[Items from a data source]
┌──

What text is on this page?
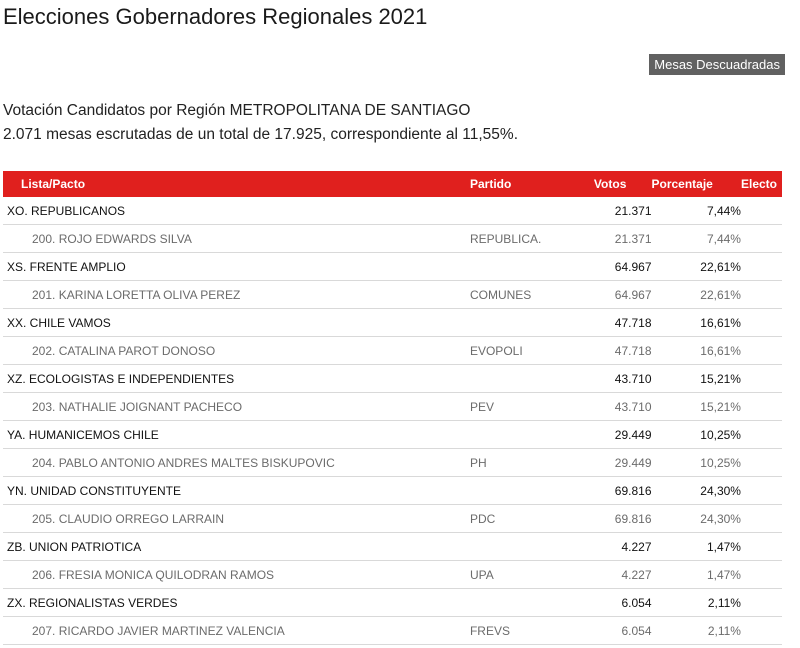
Elecciones Gobernadores Regionales 2021
Mesas Descuadradas
Votación Candidatos por Región METROPOLITANA DE SANTIAGO
2.071 mesas escrutadas de un total de 17.925, correspondiente al 11,55%.
Lista/Pacto	Partido	Votos	Porcentaje	Electo
XO. REPUBLICANOS		21.371	7,44%	
200. ROJO EDWARDS SILVA	REPUBLICA.	21.371	7,44%	
XS. FRENTE AMPLIO		64.967	22,61%	
201. KARINA LORETTA OLIVA PEREZ	COMUNES	64.967	22,61%	
XX. CHILE VAMOS		47.718	16,61%	
202. CATALINA PAROT DONOSO	EVOPOLI	47.718	16,61%	
XZ. ECOLOGISTAS E INDEPENDIENTES		43.710	15,21%	
203. NATHALIE JOIGNANT PACHECO	PEV	43.710	15,21%	
YA. HUMANICEMOS CHILE		29.449	10,25%	
204. PABLO ANTONIO ANDRES MALTES BISKUPOVIC	PH	29.449	10,25%	
YN. UNIDAD CONSTITUYENTE		69.816	24,30%	
205. CLAUDIO ORREGO LARRAIN	PDC	69.816	24,30%	
ZB. UNION PATRIOTICA		4.227	1,47%	
206. FRESIA MONICA QUILODRAN RAMOS	UPA	4.227	1,47%	
ZX. REGIONALISTAS VERDES		6.054	2,11%	
207. RICARDO JAVIER MARTINEZ VALENCIA	FREVS	6.054	2,11%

└──

● **Aim**
Extract the text of all the records above verbatim, excluding pictures.

● **The answer**
What text is on this page?
Elecciones Gobernadores Regionales 2021
Mesas Descuadradas
Votación Candidatos por Región METROPOLITANA DE SANTIAGO
2.071 mesas escrutadas de un total de 17.925, correspondiente al 11,55%.
Lista/Pacto	Partido	Votos	Porcentaje	Electo
XO. REPUBLICANOS		21.371	7,44%	
200. ROJO EDWARDS SILVA	REPUBLICA.	21.371	7,44%	
XS. FRENTE AMPLIO		64.967	22,61%	
201. KARINA LORETTA OLIVA PEREZ	COMUNES	64.967	22,61%	
XX. CHILE VAMOS		47.718	16,61%	
202. CATALINA PAROT DONOSO	EVOPOLI	47.718	16,61%	
XZ. ECOLOGISTAS E INDEPENDIENTES		43.710	15,21%	
203. NATHALIE JOIGNANT PACHECO	PEV	43.710	15,21%	
YA. HUMANICEMOS CHILE		29.449	10,25%	
204. PABLO ANTONIO ANDRES MALTES BISKUPOVIC	PH	29.449	10,25%	
YN. UNIDAD CONSTITUYENTE		69.816	24,30%	
205. CLAUDIO ORREGO LARRAIN	PDC	69.816	24,30%	
ZB. UNION PATRIOTICA		4.227	1,47%	
206. FRESIA MONICA QUILODRAN RAMOS	UPA	4.227	1,47%	
ZX. REGIONALISTAS VERDES		6.054	2,11%	
207. RICARDO JAVIER MARTINEZ VALENCIA	FREVS	6.054	2,11%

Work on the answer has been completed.